━━━━━ Data extract

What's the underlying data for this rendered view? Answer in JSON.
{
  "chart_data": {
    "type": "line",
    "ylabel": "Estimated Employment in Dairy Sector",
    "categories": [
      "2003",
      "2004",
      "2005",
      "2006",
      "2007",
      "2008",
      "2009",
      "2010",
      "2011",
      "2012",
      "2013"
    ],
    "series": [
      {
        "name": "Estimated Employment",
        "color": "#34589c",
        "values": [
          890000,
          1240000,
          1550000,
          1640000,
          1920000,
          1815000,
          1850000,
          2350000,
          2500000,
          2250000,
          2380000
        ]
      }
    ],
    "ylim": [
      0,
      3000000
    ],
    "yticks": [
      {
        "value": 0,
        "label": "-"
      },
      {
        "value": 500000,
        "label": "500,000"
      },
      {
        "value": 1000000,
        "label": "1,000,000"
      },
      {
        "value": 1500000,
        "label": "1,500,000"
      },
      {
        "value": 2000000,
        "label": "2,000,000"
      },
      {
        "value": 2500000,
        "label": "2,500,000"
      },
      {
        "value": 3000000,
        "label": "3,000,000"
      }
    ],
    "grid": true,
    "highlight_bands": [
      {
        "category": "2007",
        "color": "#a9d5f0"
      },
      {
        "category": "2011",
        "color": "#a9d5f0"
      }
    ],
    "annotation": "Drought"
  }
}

━━━━━━━━━━

**The task:** Show the lines where the word "Employment" appears in the entries.

**Solution:**
    "ylabel": "Estimated Employment in Dairy Sector",
        "name": "Estimated Employment",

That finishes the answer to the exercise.